Task
Leave out the images; return the rest of the data exactly.

======== Rows ========

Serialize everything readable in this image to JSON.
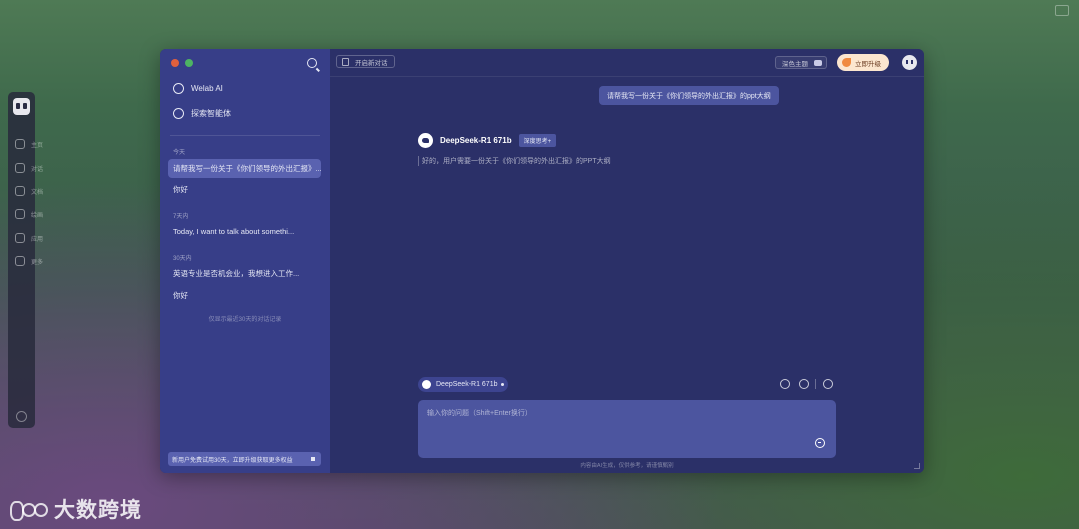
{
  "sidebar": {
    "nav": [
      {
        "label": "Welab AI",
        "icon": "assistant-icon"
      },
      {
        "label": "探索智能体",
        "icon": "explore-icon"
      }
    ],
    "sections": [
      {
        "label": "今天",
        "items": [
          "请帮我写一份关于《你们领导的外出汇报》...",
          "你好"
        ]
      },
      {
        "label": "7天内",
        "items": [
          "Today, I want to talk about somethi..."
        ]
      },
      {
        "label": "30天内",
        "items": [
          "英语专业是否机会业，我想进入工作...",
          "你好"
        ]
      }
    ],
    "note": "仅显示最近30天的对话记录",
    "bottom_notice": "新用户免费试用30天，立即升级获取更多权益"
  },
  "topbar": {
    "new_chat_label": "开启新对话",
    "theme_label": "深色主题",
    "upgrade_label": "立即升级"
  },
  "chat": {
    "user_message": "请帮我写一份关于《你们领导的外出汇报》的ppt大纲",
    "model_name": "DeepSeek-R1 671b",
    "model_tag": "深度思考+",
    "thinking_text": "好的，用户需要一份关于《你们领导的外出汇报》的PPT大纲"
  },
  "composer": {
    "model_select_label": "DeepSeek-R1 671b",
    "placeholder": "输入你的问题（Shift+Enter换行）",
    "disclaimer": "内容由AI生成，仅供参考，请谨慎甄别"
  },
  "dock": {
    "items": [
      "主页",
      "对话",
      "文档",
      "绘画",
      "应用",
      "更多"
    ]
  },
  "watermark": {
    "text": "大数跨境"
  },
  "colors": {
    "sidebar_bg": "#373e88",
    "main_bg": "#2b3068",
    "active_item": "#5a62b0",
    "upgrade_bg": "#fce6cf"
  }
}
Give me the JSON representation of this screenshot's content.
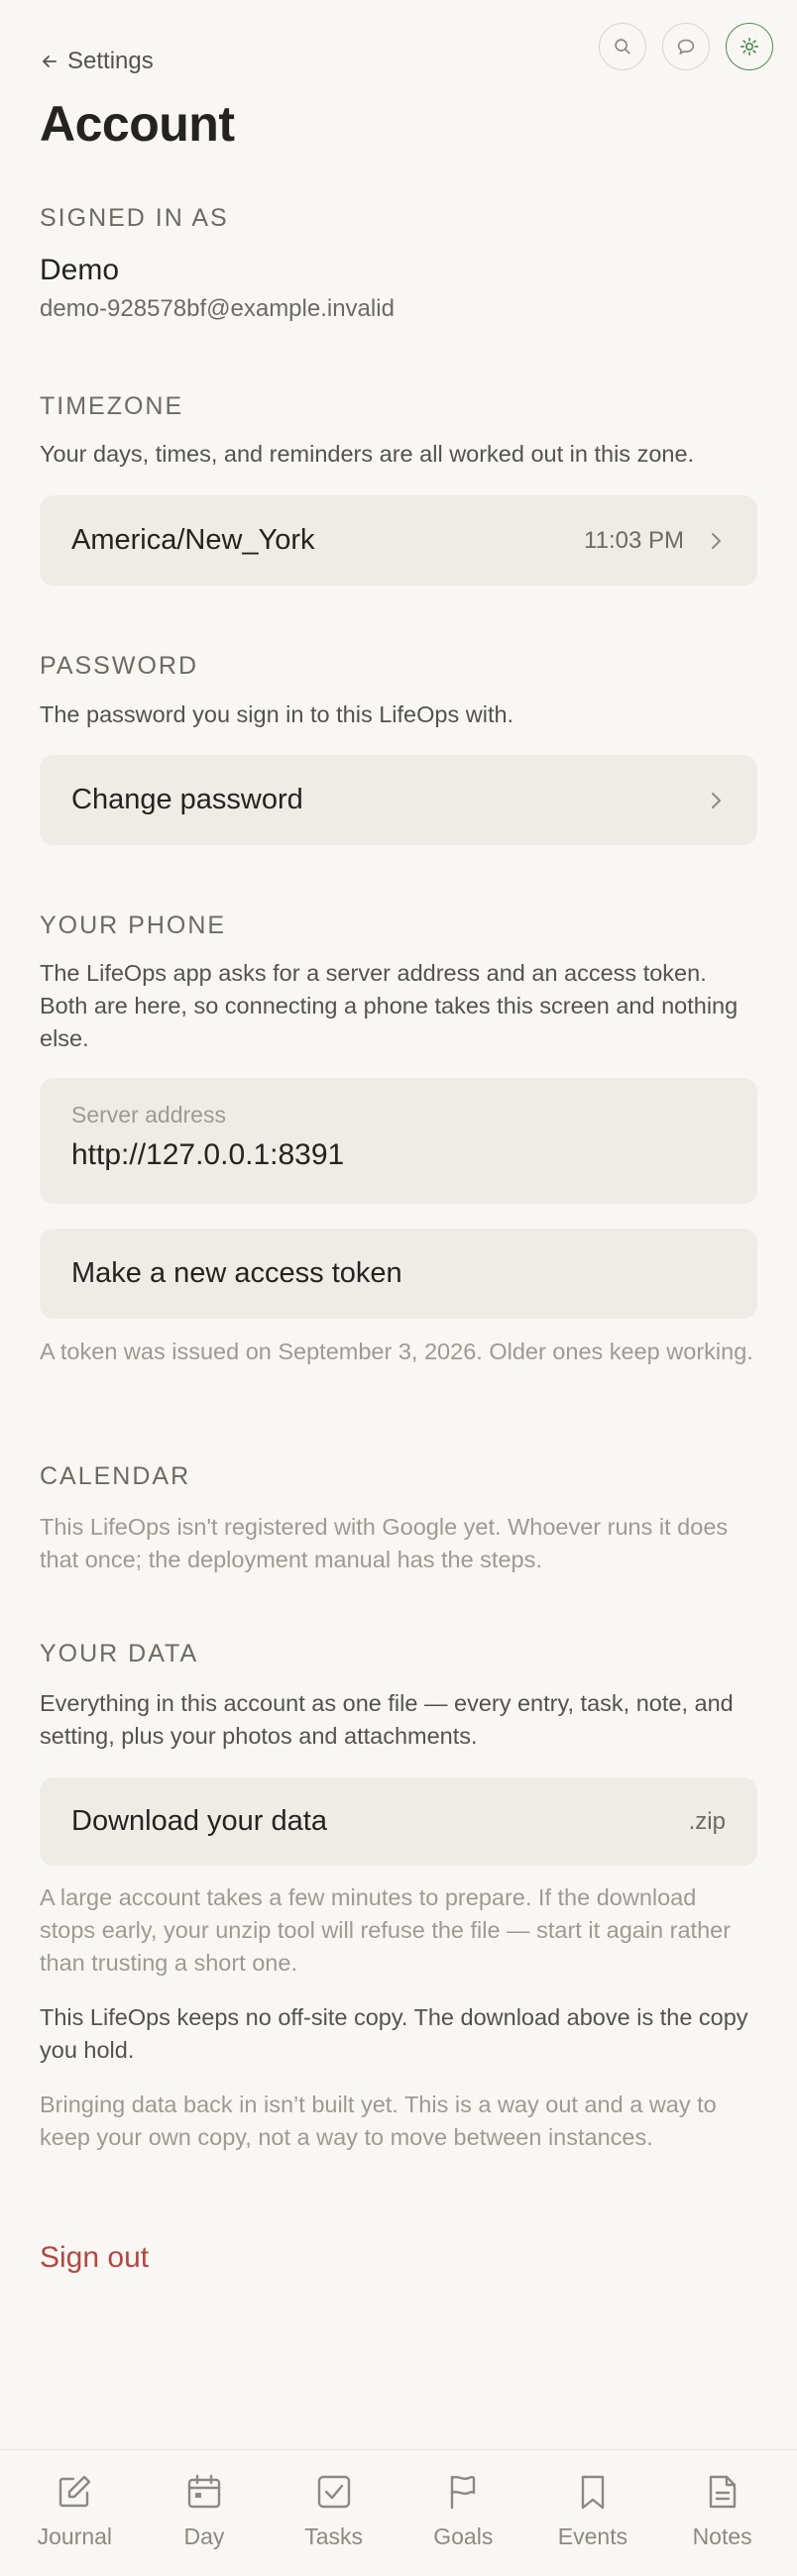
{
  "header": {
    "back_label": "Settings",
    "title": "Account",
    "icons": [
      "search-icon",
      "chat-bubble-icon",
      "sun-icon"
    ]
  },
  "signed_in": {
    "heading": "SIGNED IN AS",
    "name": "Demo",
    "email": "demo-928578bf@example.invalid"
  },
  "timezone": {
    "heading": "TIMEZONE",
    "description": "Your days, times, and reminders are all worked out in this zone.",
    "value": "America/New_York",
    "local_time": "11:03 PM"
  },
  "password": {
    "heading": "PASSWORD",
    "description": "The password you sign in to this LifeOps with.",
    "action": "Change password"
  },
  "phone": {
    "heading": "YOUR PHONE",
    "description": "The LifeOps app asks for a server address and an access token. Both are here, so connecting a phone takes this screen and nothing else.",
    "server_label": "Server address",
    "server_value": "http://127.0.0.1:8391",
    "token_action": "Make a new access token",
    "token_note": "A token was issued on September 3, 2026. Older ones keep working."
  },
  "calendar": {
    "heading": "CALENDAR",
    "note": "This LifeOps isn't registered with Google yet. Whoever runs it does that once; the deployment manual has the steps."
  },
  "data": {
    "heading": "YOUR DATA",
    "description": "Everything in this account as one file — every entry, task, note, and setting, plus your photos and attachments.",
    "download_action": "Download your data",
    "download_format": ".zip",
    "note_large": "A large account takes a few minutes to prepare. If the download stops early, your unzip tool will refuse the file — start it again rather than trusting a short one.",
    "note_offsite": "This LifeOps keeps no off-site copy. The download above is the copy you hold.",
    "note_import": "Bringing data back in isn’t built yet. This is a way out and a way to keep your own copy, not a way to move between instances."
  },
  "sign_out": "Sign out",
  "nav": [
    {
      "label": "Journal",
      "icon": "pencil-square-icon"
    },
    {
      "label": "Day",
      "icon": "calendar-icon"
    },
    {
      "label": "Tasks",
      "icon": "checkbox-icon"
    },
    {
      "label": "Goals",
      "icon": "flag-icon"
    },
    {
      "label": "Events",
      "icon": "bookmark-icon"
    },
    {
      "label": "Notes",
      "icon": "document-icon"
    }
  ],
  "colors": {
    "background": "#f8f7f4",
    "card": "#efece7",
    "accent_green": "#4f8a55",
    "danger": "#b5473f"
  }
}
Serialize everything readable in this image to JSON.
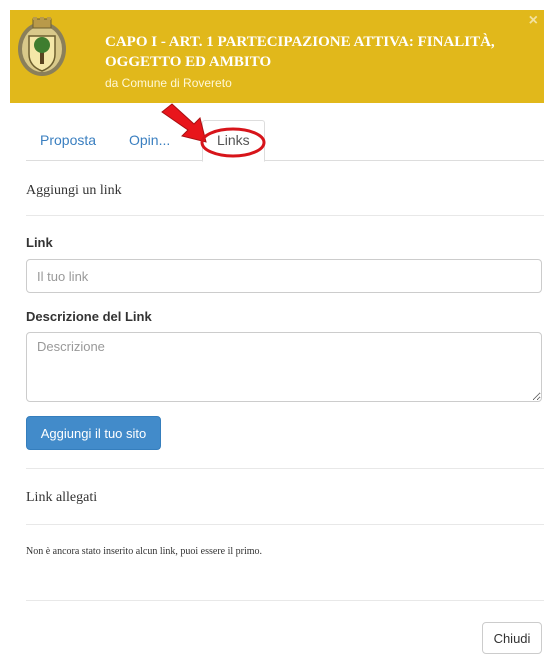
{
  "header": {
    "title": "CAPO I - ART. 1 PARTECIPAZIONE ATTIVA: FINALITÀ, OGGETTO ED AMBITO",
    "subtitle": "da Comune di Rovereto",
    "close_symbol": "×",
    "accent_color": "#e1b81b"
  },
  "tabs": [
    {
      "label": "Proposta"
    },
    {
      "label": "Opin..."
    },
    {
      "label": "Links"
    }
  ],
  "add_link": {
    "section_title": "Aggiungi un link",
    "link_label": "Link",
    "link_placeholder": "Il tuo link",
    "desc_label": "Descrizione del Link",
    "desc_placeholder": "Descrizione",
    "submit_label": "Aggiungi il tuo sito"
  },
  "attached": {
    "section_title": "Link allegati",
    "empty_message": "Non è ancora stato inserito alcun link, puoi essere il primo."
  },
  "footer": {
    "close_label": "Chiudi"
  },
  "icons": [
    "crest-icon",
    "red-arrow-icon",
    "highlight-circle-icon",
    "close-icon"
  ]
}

========

Exercise response
Serialize everything readable in this image to JSON.
{
  "sidebar": {
    "nav": [
      {
        "label": "Welab AI",
        "icon": "assistant-icon"
      },
      {
        "label": "探索智能体",
        "icon": "explore-icon"
      }
    ],
    "sections": [
      {
        "label": "今天",
        "items": [
          "请帮我写一份关于《你们领导的外出汇报》...",
          "你好"
        ]
      },
      {
        "label": "7天内",
        "items": [
          "Today, I want to talk about somethi..."
        ]
      },
      {
        "label": "30天内",
        "items": [
          "英语专业是否机会业，我想进入工作...",
          "你好"
        ]
      }
    ],
    "note": "仅显示最近30天的对话记录",
    "bottom_notice": "新用户免费试用30天，立即升级获取更多权益"
  },
  "topbar": {
    "new_chat_label": "开启新对话",
    "theme_label": "深色主题",
    "upgrade_label": "立即升级"
  },
  "chat": {
    "user_message": "请帮我写一份关于《你们领导的外出汇报》的ppt大纲",
    "model_name": "DeepSeek-R1 671b",
    "model_tag": "深度思考+",
    "thinking_text": "好的，用户需要一份关于《你们领导的外出汇报》的PPT大纲"
  },
  "composer": {
    "model_select_label": "DeepSeek-R1 671b",
    "placeholder": "输入你的问题（Shift+Enter换行）",
    "disclaimer": "内容由AI生成，仅供参考，请谨慎甄别"
  },
  "dock": {
    "items": [
      "主页",
      "对话",
      "文档",
      "绘画",
      "应用",
      "更多"
    ]
  },
  "watermark": {
    "text": "大数跨境"
  },
  "colors": {
    "sidebar_bg": "#373e88",
    "main_bg": "#2b3068",
    "active_item": "#5a62b0",
    "upgrade_bg": "#fce6cf"
  }
}
Give me the JSON representation of this screenshot's content.
{
  "header": {
    "back_label": "Settings",
    "title": "Account",
    "icons": [
      "search-icon",
      "chat-bubble-icon",
      "sun-icon"
    ]
  },
  "signed_in": {
    "heading": "SIGNED IN AS",
    "name": "Demo",
    "email": "demo-928578bf@example.invalid"
  },
  "timezone": {
    "heading": "TIMEZONE",
    "description": "Your days, times, and reminders are all worked out in this zone.",
    "value": "America/New_York",
    "local_time": "11:03 PM"
  },
  "password": {
    "heading": "PASSWORD",
    "description": "The password you sign in to this LifeOps with.",
    "action": "Change password"
  },
  "phone": {
    "heading": "YOUR PHONE",
    "description": "The LifeOps app asks for a server address and an access token. Both are here, so connecting a phone takes this screen and nothing else.",
    "server_label": "Server address",
    "server_value": "http://127.0.0.1:8391",
    "token_action": "Make a new access token",
    "token_note": "A token was issued on September 3, 2026. Older ones keep working."
  },
  "calendar": {
    "heading": "CALENDAR",
    "note": "This LifeOps isn't registered with Google yet. Whoever runs it does that once; the deployment manual has the steps."
  },
  "data": {
    "heading": "YOUR DATA",
    "description": "Everything in this account as one file — every entry, task, note, and setting, plus your photos and attachments.",
    "download_action": "Download your data",
    "download_format": ".zip",
    "note_large": "A large account takes a few minutes to prepare. If the download stops early, your unzip tool will refuse the file — start it again rather than trusting a short one.",
    "note_offsite": "This LifeOps keeps no off-site copy. The download above is the copy you hold.",
    "note_import": "Bringing data back in isn’t built yet. This is a way out and a way to keep your own copy, not a way to move between instances."
  },
  "sign_out": "Sign out",
  "nav": [
    {
      "label": "Journal",
      "icon": "pencil-square-icon"
    },
    {
      "label": "Day",
      "icon": "calendar-icon"
    },
    {
      "label": "Tasks",
      "icon": "checkbox-icon"
    },
    {
      "label": "Goals",
      "icon": "flag-icon"
    },
    {
      "label": "Events",
      "icon": "bookmark-icon"
    },
    {
      "label": "Notes",
      "icon": "document-icon"
    }
  ],
  "colors": {
    "background": "#f8f7f4",
    "card": "#efece7",
    "accent_green": "#4f8a55",
    "danger": "#b5473f"
  }
}
Serialize everything readable in this image to JSON.
{
  "header": {
    "title": "CAPO I - ART. 1 PARTECIPAZIONE ATTIVA: FINALITÀ, OGGETTO ED AMBITO",
    "subtitle": "da Comune di Rovereto",
    "close_symbol": "×",
    "accent_color": "#e1b81b"
  },
  "tabs": [
    {
      "label": "Proposta"
    },
    {
      "label": "Opin..."
    },
    {
      "label": "Links"
    }
  ],
  "add_link": {
    "section_title": "Aggiungi un link",
    "link_label": "Link",
    "link_placeholder": "Il tuo link",
    "desc_label": "Descrizione del Link",
    "desc_placeholder": "Descrizione",
    "submit_label": "Aggiungi il tuo sito"
  },
  "attached": {
    "section_title": "Link allegati",
    "empty_message": "Non è ancora stato inserito alcun link, puoi essere il primo."
  },
  "footer": {
    "close_label": "Chiudi"
  },
  "icons": [
    "crest-icon",
    "red-arrow-icon",
    "highlight-circle-icon",
    "close-icon"
  ]
}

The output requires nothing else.